AIM OF THE TASK: Copy each line of the records that contains the word "SURVEY".

___ INPUT ROWS ___

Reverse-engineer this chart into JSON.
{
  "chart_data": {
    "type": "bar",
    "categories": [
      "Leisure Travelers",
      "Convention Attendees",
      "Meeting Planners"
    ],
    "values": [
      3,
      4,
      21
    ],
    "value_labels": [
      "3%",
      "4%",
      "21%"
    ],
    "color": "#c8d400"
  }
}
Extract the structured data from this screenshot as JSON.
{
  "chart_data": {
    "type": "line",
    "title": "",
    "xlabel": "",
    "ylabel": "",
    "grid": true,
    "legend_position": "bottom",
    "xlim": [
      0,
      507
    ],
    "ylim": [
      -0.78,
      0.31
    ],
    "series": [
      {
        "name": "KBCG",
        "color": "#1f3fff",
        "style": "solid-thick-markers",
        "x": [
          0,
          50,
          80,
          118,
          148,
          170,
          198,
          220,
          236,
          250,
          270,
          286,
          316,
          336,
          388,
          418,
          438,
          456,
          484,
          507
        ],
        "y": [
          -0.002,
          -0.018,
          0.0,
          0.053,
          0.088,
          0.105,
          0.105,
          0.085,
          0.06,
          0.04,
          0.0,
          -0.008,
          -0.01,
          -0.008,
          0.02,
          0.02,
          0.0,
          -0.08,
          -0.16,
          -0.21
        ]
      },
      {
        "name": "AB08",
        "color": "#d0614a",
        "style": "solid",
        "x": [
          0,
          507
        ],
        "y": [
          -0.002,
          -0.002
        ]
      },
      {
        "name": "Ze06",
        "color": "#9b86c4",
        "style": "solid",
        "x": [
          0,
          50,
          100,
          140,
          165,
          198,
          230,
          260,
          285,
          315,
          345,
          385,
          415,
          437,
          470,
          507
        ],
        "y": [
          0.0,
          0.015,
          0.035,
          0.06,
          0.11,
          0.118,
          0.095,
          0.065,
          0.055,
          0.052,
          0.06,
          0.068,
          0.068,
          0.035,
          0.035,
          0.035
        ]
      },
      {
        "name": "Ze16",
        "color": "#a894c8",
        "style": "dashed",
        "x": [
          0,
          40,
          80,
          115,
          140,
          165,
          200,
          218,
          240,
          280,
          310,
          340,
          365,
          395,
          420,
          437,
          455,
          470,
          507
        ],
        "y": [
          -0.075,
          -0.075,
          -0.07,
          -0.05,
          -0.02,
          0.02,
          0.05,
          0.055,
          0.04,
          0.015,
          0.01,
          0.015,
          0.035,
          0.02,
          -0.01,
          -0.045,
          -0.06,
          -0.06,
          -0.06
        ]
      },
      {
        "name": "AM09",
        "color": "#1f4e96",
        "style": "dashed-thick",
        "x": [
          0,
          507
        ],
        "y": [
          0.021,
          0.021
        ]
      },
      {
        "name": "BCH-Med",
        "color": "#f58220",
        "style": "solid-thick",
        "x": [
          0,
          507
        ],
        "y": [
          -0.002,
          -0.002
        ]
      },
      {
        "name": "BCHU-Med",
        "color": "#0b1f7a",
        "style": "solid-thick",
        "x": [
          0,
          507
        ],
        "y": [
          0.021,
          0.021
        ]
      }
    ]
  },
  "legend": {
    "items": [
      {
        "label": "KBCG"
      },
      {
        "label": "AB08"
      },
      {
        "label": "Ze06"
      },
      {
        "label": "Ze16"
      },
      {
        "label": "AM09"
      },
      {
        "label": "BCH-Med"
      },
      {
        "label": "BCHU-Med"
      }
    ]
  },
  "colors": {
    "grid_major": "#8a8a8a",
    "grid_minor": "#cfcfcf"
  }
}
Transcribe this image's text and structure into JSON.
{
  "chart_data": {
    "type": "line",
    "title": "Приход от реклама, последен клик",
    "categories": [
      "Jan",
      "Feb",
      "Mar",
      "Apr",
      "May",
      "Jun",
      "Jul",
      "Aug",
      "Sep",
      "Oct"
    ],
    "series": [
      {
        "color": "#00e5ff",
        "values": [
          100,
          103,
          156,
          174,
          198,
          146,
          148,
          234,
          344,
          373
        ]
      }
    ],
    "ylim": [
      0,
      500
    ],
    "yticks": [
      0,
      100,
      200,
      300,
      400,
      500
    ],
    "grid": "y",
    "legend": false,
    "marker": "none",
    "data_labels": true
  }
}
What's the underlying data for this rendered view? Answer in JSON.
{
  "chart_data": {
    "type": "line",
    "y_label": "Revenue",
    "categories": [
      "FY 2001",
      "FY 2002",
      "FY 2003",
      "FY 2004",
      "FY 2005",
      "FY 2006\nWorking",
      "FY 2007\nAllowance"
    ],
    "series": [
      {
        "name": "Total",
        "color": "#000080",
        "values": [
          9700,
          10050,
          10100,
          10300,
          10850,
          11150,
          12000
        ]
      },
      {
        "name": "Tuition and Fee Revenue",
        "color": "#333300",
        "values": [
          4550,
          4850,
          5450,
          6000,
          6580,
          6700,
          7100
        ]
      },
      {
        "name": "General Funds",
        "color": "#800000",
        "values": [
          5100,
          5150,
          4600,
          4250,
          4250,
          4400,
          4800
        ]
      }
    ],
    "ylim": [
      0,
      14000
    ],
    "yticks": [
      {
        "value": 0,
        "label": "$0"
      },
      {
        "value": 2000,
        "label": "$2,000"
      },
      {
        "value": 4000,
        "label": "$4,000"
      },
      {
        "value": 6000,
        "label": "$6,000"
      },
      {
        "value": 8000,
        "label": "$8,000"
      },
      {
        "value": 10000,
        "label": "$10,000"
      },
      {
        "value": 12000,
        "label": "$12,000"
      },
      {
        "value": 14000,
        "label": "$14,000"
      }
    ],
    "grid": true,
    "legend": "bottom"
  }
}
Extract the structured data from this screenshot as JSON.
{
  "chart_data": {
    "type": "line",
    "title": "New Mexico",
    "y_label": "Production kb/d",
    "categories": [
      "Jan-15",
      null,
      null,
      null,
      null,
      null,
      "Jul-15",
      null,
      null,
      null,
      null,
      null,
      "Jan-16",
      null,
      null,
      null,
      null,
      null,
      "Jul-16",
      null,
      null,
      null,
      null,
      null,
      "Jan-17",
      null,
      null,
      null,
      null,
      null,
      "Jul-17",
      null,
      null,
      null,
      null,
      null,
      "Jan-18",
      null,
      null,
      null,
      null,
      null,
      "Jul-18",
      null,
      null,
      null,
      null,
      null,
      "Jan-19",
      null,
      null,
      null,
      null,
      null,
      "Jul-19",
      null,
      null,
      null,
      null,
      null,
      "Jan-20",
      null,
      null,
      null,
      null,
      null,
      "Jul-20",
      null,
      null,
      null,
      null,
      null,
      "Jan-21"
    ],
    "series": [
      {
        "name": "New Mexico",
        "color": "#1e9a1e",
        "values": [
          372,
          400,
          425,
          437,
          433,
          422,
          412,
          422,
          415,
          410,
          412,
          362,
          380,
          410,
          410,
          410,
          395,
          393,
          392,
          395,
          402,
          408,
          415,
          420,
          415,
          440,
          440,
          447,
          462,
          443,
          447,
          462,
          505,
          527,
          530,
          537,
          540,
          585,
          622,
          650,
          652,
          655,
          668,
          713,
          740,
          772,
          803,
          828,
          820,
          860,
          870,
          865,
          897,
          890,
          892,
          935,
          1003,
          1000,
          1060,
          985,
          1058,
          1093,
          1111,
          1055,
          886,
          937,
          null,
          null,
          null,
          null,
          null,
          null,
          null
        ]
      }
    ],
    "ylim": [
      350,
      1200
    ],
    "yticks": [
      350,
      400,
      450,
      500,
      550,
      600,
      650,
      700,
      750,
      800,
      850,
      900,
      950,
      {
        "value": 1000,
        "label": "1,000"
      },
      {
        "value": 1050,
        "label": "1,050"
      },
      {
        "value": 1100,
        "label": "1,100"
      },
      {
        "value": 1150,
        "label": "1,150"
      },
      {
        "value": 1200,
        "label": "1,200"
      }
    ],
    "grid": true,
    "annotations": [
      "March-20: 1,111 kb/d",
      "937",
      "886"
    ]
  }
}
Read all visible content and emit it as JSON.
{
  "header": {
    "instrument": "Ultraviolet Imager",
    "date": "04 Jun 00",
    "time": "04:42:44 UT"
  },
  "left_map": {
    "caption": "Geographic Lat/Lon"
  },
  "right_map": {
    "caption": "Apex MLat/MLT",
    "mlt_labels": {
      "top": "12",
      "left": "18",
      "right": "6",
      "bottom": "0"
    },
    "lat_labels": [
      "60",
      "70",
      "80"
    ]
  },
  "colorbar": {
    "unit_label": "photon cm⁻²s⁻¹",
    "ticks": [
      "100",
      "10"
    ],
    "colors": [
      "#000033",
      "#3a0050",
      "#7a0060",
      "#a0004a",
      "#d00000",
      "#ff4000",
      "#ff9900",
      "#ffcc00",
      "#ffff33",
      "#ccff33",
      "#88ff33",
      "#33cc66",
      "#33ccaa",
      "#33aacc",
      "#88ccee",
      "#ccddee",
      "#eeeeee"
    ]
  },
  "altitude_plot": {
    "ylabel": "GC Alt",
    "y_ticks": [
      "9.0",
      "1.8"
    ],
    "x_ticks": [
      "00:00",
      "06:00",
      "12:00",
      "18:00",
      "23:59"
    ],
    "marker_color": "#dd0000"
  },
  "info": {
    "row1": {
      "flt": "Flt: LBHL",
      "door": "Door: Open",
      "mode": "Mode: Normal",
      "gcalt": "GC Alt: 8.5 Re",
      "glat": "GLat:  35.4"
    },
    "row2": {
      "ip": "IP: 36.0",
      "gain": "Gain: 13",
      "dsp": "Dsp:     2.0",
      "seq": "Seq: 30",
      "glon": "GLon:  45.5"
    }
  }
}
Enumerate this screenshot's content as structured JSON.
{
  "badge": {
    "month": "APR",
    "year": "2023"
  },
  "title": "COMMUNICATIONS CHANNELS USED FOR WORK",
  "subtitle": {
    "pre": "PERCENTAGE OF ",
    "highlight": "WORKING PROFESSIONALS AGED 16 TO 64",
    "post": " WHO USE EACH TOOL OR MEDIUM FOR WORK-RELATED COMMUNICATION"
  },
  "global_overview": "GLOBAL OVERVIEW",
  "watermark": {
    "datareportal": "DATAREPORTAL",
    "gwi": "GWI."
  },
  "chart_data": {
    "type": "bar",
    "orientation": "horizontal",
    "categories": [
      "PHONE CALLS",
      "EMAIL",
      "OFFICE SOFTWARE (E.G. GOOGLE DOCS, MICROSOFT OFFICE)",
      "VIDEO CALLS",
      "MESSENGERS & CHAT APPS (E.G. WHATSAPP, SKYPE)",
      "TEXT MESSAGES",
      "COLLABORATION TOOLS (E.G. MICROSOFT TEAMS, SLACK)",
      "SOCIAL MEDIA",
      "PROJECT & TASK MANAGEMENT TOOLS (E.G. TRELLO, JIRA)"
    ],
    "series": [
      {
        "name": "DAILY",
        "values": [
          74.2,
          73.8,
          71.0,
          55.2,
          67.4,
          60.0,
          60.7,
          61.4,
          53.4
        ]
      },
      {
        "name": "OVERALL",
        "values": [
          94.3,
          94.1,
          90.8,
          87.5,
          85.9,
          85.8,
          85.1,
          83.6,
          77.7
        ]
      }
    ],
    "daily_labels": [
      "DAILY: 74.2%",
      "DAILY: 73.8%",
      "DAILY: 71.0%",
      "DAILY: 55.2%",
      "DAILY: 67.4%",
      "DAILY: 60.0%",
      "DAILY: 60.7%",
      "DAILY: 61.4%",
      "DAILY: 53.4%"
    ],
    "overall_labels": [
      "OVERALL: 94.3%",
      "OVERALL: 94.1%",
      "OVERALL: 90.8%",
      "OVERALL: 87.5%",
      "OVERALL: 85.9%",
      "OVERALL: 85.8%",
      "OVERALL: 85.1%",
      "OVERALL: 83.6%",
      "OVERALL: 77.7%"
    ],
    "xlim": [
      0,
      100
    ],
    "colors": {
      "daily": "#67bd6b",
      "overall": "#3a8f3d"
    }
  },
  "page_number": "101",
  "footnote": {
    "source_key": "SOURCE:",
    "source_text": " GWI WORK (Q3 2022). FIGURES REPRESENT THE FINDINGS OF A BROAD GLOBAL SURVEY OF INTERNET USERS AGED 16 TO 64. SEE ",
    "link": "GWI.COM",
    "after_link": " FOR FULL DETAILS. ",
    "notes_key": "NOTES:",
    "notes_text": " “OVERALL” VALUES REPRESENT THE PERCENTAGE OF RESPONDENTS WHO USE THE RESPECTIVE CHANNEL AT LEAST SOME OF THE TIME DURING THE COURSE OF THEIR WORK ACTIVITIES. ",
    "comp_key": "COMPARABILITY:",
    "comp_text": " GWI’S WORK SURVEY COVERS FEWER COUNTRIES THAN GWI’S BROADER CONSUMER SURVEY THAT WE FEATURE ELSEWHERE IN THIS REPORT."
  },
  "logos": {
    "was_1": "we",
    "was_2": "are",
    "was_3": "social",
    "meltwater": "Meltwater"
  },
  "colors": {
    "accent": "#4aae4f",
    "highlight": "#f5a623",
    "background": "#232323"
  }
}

___

WORKED ANSWER:
    "source_text": " GWI WORK (Q3 2022). FIGURES REPRESENT THE FINDINGS OF A BROAD GLOBAL SURVEY OF INTERNET USERS AGED 16 TO 64. SEE ",
    "comp_text": " GWI’S WORK SURVEY COVERS FEWER COUNTRIES THAN GWI’S BROADER CONSUMER SURVEY THAT WE FEATURE ELSEWHERE IN THIS REPORT."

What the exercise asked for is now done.